Some records
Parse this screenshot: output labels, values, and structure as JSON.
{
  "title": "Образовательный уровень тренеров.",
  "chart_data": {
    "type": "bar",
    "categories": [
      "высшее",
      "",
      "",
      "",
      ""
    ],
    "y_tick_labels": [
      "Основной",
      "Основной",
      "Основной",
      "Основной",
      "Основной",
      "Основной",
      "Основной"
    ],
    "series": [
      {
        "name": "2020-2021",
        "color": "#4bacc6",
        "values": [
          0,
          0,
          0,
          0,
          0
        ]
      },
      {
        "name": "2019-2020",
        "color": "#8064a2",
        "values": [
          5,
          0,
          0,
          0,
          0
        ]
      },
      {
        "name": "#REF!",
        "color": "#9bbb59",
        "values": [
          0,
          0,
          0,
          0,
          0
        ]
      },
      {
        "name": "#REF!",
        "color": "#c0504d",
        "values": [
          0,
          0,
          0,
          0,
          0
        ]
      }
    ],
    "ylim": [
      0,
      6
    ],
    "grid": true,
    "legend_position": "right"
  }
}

Instructions for the task: Reproduce the complete set of lines precisely as supplied.

Solution below:
Parse this screenshot: output labels, values, and structure as JSON.
{
  "title": "Образовательный уровень тренеров.",
  "chart_data": {
    "type": "bar",
    "categories": [
      "высшее",
      "",
      "",
      "",
      ""
    ],
    "y_tick_labels": [
      "Основной",
      "Основной",
      "Основной",
      "Основной",
      "Основной",
      "Основной",
      "Основной"
    ],
    "series": [
      {
        "name": "2020-2021",
        "color": "#4bacc6",
        "values": [
          0,
          0,
          0,
          0,
          0
        ]
      },
      {
        "name": "2019-2020",
        "color": "#8064a2",
        "values": [
          5,
          0,
          0,
          0,
          0
        ]
      },
      {
        "name": "#REF!",
        "color": "#9bbb59",
        "values": [
          0,
          0,
          0,
          0,
          0
        ]
      },
      {
        "name": "#REF!",
        "color": "#c0504d",
        "values": [
          0,
          0,
          0,
          0,
          0
        ]
      }
    ],
    "ylim": [
      0,
      6
    ],
    "grid": true,
    "legend_position": "right"
  }
}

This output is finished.